**Set task**
In the material below, the lines containing the word "kind" are required; copy each of them.

[Data entries for graphics]
§ §

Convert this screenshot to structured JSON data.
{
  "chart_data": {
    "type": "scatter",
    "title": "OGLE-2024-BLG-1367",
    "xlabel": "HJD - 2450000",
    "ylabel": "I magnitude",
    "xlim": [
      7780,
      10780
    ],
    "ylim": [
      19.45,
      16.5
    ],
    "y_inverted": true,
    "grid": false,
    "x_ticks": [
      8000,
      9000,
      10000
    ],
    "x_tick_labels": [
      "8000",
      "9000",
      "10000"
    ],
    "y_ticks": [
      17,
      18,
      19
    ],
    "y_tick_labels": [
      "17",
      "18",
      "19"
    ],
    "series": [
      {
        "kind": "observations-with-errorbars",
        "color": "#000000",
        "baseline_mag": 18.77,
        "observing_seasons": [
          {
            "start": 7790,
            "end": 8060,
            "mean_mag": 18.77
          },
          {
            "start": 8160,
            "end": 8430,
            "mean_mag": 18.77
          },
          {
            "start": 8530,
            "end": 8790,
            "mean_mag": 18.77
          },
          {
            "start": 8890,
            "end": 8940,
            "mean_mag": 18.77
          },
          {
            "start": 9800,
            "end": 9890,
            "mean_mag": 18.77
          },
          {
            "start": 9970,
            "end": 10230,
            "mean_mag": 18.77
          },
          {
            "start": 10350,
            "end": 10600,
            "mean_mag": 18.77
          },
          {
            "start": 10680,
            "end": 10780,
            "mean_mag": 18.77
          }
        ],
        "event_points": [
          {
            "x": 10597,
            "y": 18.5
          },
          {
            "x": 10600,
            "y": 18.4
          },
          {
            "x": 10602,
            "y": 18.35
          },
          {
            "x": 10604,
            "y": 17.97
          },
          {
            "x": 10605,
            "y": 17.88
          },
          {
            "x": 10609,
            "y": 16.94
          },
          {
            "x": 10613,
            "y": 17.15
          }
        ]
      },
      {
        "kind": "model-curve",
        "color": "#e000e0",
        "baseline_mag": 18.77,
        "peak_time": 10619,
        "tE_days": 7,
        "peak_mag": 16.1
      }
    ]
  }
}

§ §

**Reply to the task**
        "kind": "observations-with-errorbars",
        "kind": "model-curve",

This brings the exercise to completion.